**WHAT IS NEEDED**
Please copy every line of the data in which the string "that" appears.

(Beginning of MATERIAL TO PROCESS)

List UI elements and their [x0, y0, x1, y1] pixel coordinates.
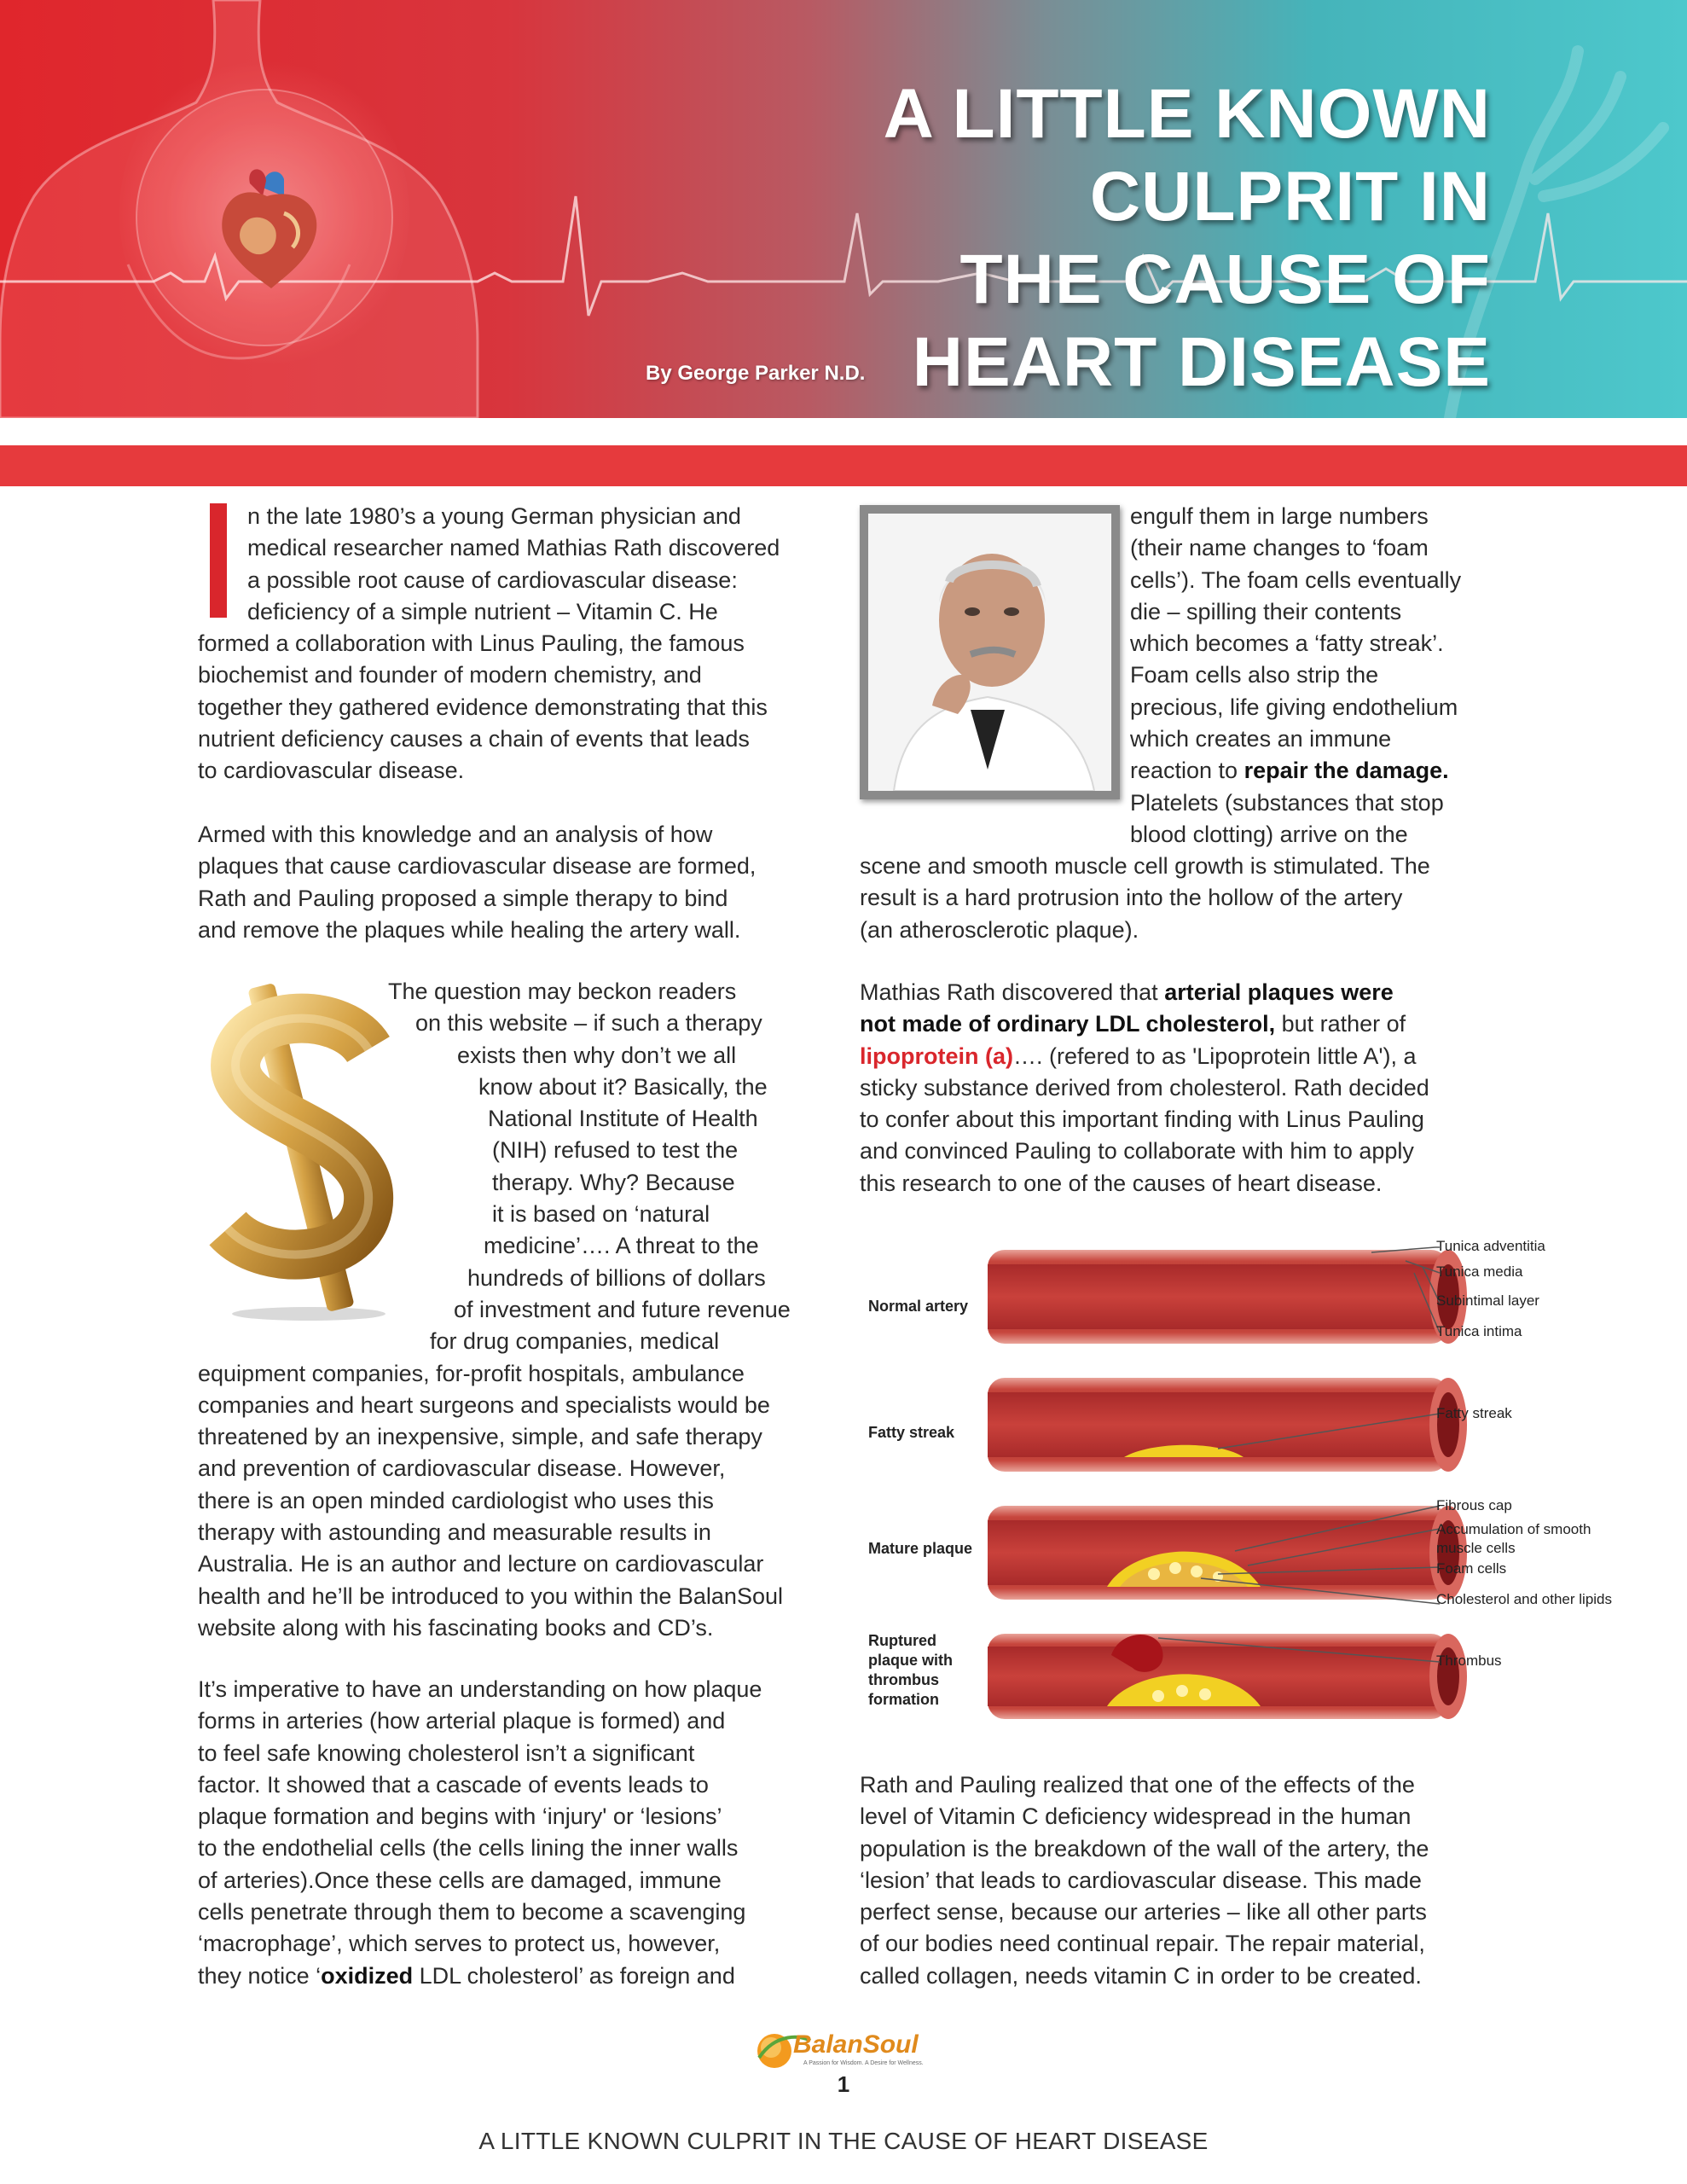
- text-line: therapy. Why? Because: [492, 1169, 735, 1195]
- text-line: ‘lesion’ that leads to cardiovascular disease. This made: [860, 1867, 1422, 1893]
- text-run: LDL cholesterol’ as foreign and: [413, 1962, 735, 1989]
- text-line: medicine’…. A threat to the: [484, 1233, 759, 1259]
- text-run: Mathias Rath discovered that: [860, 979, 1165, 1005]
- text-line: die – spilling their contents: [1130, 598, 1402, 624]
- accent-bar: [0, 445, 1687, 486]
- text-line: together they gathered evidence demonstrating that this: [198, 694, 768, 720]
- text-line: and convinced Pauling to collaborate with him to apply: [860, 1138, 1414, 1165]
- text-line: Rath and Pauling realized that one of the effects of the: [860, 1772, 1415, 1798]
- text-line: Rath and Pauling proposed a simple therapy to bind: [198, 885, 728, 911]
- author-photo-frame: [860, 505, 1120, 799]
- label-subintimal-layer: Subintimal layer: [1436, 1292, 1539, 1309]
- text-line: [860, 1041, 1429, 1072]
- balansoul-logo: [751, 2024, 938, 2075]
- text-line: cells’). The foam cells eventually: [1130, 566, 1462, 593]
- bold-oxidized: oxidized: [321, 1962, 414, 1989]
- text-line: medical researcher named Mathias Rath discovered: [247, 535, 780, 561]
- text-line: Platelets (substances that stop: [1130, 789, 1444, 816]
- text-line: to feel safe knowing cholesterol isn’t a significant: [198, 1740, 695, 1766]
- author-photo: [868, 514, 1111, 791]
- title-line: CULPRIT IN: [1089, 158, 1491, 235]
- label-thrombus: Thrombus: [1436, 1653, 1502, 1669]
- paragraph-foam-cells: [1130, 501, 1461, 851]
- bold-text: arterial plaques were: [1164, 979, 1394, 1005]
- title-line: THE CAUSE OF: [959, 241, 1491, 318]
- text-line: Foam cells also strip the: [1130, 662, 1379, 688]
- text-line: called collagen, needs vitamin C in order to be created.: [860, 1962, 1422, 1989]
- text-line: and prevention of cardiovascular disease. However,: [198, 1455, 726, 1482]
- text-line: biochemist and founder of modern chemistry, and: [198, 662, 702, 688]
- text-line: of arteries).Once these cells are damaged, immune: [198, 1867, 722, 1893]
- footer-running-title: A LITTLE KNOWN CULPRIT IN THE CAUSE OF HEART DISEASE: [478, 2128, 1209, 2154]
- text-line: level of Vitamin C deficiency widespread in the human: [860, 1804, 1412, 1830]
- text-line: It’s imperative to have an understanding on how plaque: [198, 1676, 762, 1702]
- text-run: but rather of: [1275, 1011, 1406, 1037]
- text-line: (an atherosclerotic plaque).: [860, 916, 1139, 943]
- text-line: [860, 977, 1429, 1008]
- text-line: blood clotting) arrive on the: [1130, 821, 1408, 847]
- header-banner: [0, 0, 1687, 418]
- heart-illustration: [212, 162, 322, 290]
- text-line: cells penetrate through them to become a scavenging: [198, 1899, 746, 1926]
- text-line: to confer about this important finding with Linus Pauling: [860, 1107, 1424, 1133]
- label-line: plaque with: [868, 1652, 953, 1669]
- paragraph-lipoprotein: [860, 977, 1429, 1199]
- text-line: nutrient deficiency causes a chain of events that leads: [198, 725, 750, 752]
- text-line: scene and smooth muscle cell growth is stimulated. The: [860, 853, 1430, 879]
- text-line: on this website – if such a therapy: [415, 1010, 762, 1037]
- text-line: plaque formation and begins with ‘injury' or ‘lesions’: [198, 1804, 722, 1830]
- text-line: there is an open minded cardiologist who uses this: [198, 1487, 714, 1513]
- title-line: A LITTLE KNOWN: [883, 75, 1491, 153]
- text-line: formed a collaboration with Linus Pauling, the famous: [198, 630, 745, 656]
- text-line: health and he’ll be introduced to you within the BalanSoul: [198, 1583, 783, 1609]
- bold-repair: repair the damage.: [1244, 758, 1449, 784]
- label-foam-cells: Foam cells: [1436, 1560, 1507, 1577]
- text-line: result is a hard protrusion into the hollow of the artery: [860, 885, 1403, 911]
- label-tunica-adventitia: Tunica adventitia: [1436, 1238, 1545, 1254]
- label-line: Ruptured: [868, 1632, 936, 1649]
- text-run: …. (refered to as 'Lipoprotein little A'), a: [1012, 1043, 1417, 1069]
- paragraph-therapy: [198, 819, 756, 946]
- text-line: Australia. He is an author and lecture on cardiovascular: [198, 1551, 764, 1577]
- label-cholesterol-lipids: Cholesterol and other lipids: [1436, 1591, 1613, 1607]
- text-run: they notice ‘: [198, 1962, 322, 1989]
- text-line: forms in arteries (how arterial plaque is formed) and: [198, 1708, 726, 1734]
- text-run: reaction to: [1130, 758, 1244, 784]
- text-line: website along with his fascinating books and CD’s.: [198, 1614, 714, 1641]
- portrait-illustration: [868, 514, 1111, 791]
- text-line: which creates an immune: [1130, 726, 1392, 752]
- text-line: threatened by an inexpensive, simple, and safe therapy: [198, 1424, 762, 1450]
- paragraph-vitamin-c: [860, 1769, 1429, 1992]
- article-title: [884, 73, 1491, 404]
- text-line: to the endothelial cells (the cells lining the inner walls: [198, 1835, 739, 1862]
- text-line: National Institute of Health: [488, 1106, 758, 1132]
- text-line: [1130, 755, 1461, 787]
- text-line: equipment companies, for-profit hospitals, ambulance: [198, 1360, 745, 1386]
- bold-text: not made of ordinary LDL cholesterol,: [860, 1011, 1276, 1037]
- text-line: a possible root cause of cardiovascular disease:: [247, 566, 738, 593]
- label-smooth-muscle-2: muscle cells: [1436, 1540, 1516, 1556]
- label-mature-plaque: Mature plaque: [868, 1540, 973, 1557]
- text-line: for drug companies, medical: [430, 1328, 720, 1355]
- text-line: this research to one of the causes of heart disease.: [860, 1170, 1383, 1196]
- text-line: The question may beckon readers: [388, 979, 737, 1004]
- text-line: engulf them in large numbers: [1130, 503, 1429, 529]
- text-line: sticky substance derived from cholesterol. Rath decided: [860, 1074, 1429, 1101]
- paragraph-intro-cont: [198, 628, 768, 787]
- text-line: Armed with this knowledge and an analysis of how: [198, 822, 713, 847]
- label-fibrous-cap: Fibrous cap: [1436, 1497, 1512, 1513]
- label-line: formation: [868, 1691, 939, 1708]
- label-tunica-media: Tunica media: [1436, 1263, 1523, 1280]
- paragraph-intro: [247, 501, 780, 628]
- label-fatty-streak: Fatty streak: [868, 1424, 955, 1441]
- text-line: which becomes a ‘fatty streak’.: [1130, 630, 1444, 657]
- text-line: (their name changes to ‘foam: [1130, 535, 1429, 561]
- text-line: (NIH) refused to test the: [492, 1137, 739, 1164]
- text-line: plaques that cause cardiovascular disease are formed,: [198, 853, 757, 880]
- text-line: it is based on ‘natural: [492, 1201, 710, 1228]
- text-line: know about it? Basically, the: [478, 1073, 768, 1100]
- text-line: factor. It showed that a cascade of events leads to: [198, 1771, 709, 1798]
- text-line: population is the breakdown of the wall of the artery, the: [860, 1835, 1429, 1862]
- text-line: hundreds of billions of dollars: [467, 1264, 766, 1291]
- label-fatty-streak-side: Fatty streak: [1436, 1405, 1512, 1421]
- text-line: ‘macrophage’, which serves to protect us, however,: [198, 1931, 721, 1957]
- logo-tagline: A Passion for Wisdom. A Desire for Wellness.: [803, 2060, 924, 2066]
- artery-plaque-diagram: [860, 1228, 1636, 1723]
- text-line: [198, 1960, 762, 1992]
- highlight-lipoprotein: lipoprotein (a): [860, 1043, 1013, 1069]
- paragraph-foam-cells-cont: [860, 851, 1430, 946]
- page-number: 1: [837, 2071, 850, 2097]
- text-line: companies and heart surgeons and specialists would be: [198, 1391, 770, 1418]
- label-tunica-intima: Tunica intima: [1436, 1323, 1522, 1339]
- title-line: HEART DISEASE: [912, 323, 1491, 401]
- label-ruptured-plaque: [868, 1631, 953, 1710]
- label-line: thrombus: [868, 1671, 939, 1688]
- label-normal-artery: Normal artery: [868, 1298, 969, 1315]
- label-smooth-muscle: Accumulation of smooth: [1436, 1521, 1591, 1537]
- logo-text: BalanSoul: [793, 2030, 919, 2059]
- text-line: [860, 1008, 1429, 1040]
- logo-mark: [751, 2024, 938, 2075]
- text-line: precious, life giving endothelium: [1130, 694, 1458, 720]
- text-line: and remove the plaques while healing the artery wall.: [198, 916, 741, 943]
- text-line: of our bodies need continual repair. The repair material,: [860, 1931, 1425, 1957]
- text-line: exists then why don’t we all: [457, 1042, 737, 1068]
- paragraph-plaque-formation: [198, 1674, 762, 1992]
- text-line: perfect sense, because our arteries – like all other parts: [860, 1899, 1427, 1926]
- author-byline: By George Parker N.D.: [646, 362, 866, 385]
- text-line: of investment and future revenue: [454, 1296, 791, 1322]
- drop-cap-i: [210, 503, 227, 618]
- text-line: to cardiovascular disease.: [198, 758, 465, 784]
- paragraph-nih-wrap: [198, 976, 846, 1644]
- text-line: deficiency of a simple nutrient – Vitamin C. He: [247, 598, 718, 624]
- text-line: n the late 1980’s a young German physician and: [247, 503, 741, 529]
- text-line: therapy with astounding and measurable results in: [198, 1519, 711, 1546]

(End of MATERIAL TO PROCESS)

**ANSWER TO THE EXERCISE**
- text-line: ‘lesion’ that leads to cardiovascular disease. This made: [860, 1867, 1422, 1893]
- text-run: Mathias Rath discovered that: [860, 979, 1165, 1005]
- text-line: together they gathered evidence demonstrating that this: [198, 694, 768, 720]
- text-line: Rath and Pauling realized that one of the effects of the: [860, 1772, 1415, 1798]
- text-line: Platelets (substances that stop: [1130, 789, 1444, 816]
- text-line: nutrient deficiency causes a chain of events that leads: [198, 725, 750, 752]
- text-line: plaques that cause cardiovascular disease are formed,: [198, 853, 757, 880]
- text-line: factor. It showed that a cascade of events leads to: [198, 1771, 709, 1798]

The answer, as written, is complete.